Extract every record, keeping each one exactly as it is.

A run of records
START
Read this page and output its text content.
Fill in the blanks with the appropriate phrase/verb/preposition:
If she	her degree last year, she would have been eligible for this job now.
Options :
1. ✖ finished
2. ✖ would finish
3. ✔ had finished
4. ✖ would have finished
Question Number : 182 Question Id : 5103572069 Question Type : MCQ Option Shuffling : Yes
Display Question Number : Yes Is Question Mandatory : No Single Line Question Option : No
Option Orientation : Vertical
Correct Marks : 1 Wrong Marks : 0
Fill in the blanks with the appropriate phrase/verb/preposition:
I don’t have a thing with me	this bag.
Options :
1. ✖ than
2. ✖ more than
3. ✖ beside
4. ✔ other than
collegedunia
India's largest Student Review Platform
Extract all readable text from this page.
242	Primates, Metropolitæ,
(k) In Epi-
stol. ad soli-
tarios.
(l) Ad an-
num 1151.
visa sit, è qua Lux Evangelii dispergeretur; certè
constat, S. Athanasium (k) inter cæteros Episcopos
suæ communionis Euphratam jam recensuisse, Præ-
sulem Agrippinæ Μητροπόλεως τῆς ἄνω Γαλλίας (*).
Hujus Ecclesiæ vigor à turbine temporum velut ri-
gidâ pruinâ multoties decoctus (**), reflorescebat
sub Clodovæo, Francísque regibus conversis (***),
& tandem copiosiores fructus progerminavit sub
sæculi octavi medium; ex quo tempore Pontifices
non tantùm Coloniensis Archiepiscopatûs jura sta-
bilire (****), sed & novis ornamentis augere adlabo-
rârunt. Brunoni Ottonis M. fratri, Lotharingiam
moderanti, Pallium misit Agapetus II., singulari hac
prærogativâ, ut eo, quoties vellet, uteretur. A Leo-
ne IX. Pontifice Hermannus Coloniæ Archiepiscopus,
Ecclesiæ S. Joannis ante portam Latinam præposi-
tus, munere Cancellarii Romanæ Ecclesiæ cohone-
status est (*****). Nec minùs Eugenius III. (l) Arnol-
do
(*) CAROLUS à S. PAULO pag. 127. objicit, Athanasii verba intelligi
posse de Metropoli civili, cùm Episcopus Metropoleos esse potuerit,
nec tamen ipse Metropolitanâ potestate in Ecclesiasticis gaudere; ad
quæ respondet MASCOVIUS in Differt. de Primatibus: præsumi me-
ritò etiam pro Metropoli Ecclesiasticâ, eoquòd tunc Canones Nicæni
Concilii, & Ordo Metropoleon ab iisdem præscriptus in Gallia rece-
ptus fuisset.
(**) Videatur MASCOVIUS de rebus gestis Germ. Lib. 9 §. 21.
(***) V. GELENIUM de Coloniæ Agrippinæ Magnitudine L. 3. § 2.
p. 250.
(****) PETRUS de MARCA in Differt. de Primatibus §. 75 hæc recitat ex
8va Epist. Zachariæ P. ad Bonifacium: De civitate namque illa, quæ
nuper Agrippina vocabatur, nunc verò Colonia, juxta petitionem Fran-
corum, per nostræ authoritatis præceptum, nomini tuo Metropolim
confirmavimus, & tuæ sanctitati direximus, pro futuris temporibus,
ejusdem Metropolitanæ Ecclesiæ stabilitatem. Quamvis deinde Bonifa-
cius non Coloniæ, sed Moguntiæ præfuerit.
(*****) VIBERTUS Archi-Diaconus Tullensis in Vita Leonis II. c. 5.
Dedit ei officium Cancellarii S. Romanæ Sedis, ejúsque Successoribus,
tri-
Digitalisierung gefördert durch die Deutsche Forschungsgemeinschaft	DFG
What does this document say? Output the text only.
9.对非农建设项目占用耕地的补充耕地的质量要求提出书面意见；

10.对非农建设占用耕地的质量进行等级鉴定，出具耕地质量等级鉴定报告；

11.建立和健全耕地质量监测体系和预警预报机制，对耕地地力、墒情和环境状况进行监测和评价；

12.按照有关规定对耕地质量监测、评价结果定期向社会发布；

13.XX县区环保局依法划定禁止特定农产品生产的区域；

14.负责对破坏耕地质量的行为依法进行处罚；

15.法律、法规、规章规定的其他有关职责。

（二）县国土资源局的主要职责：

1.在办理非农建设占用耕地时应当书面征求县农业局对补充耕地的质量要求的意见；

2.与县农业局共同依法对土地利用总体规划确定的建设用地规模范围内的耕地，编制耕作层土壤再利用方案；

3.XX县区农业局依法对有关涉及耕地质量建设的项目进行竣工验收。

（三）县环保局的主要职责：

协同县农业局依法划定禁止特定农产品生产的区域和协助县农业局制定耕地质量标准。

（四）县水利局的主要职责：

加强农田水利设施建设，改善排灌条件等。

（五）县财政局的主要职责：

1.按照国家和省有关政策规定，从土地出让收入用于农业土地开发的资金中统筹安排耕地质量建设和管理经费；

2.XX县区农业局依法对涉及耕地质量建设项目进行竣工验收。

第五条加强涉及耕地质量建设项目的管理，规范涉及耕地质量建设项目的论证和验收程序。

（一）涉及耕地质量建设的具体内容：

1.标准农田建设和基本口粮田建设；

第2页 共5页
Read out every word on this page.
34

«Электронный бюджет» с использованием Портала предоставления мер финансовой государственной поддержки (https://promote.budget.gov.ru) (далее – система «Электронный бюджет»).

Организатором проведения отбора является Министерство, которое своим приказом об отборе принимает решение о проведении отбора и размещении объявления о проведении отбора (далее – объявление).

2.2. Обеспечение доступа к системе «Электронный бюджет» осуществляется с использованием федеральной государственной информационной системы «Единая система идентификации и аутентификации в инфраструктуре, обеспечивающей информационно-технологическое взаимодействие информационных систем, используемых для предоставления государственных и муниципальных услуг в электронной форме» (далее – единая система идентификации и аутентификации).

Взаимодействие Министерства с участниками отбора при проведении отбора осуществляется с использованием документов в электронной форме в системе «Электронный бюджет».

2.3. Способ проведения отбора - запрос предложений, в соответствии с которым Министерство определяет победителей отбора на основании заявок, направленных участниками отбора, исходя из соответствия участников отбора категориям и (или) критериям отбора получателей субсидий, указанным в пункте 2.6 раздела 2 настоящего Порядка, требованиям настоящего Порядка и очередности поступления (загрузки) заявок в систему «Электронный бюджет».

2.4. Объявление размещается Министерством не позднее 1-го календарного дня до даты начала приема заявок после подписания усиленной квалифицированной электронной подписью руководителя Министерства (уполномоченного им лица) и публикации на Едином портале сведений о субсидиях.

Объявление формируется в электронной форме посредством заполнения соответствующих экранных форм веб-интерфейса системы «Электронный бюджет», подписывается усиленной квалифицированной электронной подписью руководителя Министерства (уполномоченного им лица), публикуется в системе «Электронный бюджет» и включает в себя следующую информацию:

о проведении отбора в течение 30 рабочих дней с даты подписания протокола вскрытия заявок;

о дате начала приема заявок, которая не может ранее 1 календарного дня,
END
## SOLUTION TO THE PROBLEM:
Read this page and output its text content.
Fill in the blanks with the appropriate phrase/verb/preposition:
If she	her degree last year, she would have been eligible for this job now.
Options :
1. ✖ finished
2. ✖ would finish
3. ✔ had finished
4. ✖ would have finished
Question Number : 182 Question Id : 5103572069 Question Type : MCQ Option Shuffling : Yes
Display Question Number : Yes Is Question Mandatory : No Single Line Question Option : No
Option Orientation : Vertical
Correct Marks : 1 Wrong Marks : 0
Fill in the blanks with the appropriate phrase/verb/preposition:
I don’t have a thing with me	this bag.
Options :
1. ✖ than
2. ✖ more than
3. ✖ beside
4. ✔ other than
collegedunia
India's largest Student Review Platform
Extract all readable text from this page.
242	Primates, Metropolitæ,
(k) In Epi-
stol. ad soli-
tarios.
(l) Ad an-
num 1151.
visa sit, è qua Lux Evangelii dispergeretur; certè
constat, S. Athanasium (k) inter cæteros Episcopos
suæ communionis Euphratam jam recensuisse, Præ-
sulem Agrippinæ Μητροπόλεως τῆς ἄνω Γαλλίας (*).
Hujus Ecclesiæ vigor à turbine temporum velut ri-
gidâ pruinâ multoties decoctus (**), reflorescebat
sub Clodovæo, Francísque regibus conversis (***),
& tandem copiosiores fructus progerminavit sub
sæculi octavi medium; ex quo tempore Pontifices
non tantùm Coloniensis Archiepiscopatûs jura sta-
bilire (****), sed & novis ornamentis augere adlabo-
rârunt. Brunoni Ottonis M. fratri, Lotharingiam
moderanti, Pallium misit Agapetus II., singulari hac
prærogativâ, ut eo, quoties vellet, uteretur. A Leo-
ne IX. Pontifice Hermannus Coloniæ Archiepiscopus,
Ecclesiæ S. Joannis ante portam Latinam præposi-
tus, munere Cancellarii Romanæ Ecclesiæ cohone-
status est (*****). Nec minùs Eugenius III. (l) Arnol-
do
(*) CAROLUS à S. PAULO pag. 127. objicit, Athanasii verba intelligi
posse de Metropoli civili, cùm Episcopus Metropoleos esse potuerit,
nec tamen ipse Metropolitanâ potestate in Ecclesiasticis gaudere; ad
quæ respondet MASCOVIUS in Differt. de Primatibus: præsumi me-
ritò etiam pro Metropoli Ecclesiasticâ, eoquòd tunc Canones Nicæni
Concilii, & Ordo Metropoleon ab iisdem præscriptus in Gallia rece-
ptus fuisset.
(**) Videatur MASCOVIUS de rebus gestis Germ. Lib. 9 §. 21.
(***) V. GELENIUM de Coloniæ Agrippinæ Magnitudine L. 3. § 2.
p. 250.
(****) PETRUS de MARCA in Differt. de Primatibus §. 75 hæc recitat ex
8va Epist. Zachariæ P. ad Bonifacium: De civitate namque illa, quæ
nuper Agrippina vocabatur, nunc verò Colonia, juxta petitionem Fran-
corum, per nostræ authoritatis præceptum, nomini tuo Metropolim
confirmavimus, & tuæ sanctitati direximus, pro futuris temporibus,
ejusdem Metropolitanæ Ecclesiæ stabilitatem. Quamvis deinde Bonifa-
cius non Coloniæ, sed Moguntiæ præfuerit.
(*****) VIBERTUS Archi-Diaconus Tullensis in Vita Leonis II. c. 5.
Dedit ei officium Cancellarii S. Romanæ Sedis, ejúsque Successoribus,
tri-
Digitalisierung gefördert durch die Deutsche Forschungsgemeinschaft	DFG
What does this document say? Output the text only.
9.对非农建设项目占用耕地的补充耕地的质量要求提出书面意见；

10.对非农建设占用耕地的质量进行等级鉴定，出具耕地质量等级鉴定报告；

11.建立和健全耕地质量监测体系和预警预报机制，对耕地地力、墒情和环境状况进行监测和评价；

12.按照有关规定对耕地质量监测、评价结果定期向社会发布；

13.XX县区环保局依法划定禁止特定农产品生产的区域；

14.负责对破坏耕地质量的行为依法进行处罚；

15.法律、法规、规章规定的其他有关职责。

（二）县国土资源局的主要职责：

1.在办理非农建设占用耕地时应当书面征求县农业局对补充耕地的质量要求的意见；

2.与县农业局共同依法对土地利用总体规划确定的建设用地规模范围内的耕地，编制耕作层土壤再利用方案；

3.XX县区农业局依法对有关涉及耕地质量建设的项目进行竣工验收。

（三）县环保局的主要职责：

协同县农业局依法划定禁止特定农产品生产的区域和协助县农业局制定耕地质量标准。

（四）县水利局的主要职责：

加强农田水利设施建设，改善排灌条件等。

（五）县财政局的主要职责：

1.按照国家和省有关政策规定，从土地出让收入用于农业土地开发的资金中统筹安排耕地质量建设和管理经费；

2.XX县区农业局依法对涉及耕地质量建设项目进行竣工验收。

第五条加强涉及耕地质量建设项目的管理，规范涉及耕地质量建设项目的论证和验收程序。

（一）涉及耕地质量建设的具体内容：

1.标准农田建设和基本口粮田建设；

第2页 共5页
Read out every word on this page.
34

«Электронный бюджет» с использованием Портала предоставления мер финансовой государственной поддержки (https://promote.budget.gov.ru) (далее – система «Электронный бюджет»).

Организатором проведения отбора является Министерство, которое своим приказом об отборе принимает решение о проведении отбора и размещении объявления о проведении отбора (далее – объявление).

2.2. Обеспечение доступа к системе «Электронный бюджет» осуществляется с использованием федеральной государственной информационной системы «Единая система идентификации и аутентификации в инфраструктуре, обеспечивающей информационно-технологическое взаимодействие информационных систем, используемых для предоставления государственных и муниципальных услуг в электронной форме» (далее – единая система идентификации и аутентификации).

Взаимодействие Министерства с участниками отбора при проведении отбора осуществляется с использованием документов в электронной форме в системе «Электронный бюджет».

2.3. Способ проведения отбора - запрос предложений, в соответствии с которым Министерство определяет победителей отбора на основании заявок, направленных участниками отбора, исходя из соответствия участников отбора категориям и (или) критериям отбора получателей субсидий, указанным в пункте 2.6 раздела 2 настоящего Порядка, требованиям настоящего Порядка и очередности поступления (загрузки) заявок в систему «Электронный бюджет».

2.4. Объявление размещается Министерством не позднее 1-го календарного дня до даты начала приема заявок после подписания усиленной квалифицированной электронной подписью руководителя Министерства (уполномоченного им лица) и публикации на Едином портале сведений о субсидиях.

Объявление формируется в электронной форме посредством заполнения соответствующих экранных форм веб-интерфейса системы «Электронный бюджет», подписывается усиленной квалифицированной электронной подписью руководителя Министерства (уполномоченного им лица), публикуется в системе «Электронный бюджет» и включает в себя следующую информацию:

о проведении отбора в течение 30 рабочих дней с даты подписания протокола вскрытия заявок;

о дате начала приема заявок, которая не может ранее 1 календарного дня,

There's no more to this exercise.